Requirements: Return the listing below exactly, with the pictures dropped.

Stored records:
•••
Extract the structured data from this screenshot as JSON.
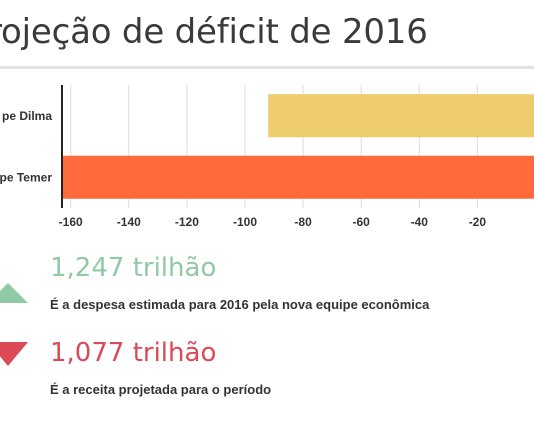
{
  "title": "rojeção de déficit de 2016",
  "chart_data": {
    "type": "bar",
    "orientation": "horizontal",
    "categories": [
      "pe Dilma",
      "pe Temer"
    ],
    "values": [
      -92,
      -170
    ],
    "bar_colors": [
      "#eecb6c",
      "#ff6b3d"
    ],
    "x_ticks": [
      -160,
      -140,
      -120,
      -100,
      -80,
      -60,
      -40,
      -20
    ],
    "xlim": [
      -163,
      -0.5
    ],
    "grid": true
  },
  "stats": [
    {
      "value": "1,247 trilhão",
      "description": "É a despesa estimada para 2016 pela nova equipe econômica",
      "color": "#8fcaa4",
      "icon": "triangle-up-icon"
    },
    {
      "value": "1,077 trilhão",
      "description": "É a receita projetada para o período",
      "color": "#dc4a55",
      "icon": "triangle-down-icon"
    }
  ]
}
•••
Solved problem:
Extract the structured data from this screenshot as JSON.
{
  "title": "rojeção de déficit de 2016",
  "chart_data": {
    "type": "bar",
    "orientation": "horizontal",
    "categories": [
      "pe Dilma",
      "pe Temer"
    ],
    "values": [
      -92,
      -170
    ],
    "bar_colors": [
      "#eecb6c",
      "#ff6b3d"
    ],
    "x_ticks": [
      -160,
      -140,
      -120,
      -100,
      -80,
      -60,
      -40,
      -20
    ],
    "xlim": [
      -163,
      -0.5
    ],
    "grid": true
  },
  "stats": [
    {
      "value": "1,247 trilhão",
      "description": "É a despesa estimada para 2016 pela nova equipe econômica",
      "color": "#8fcaa4",
      "icon": "triangle-up-icon"
    },
    {
      "value": "1,077 trilhão",
      "description": "É a receita projetada para o período",
      "color": "#dc4a55",
      "icon": "triangle-down-icon"
    }
  ]
}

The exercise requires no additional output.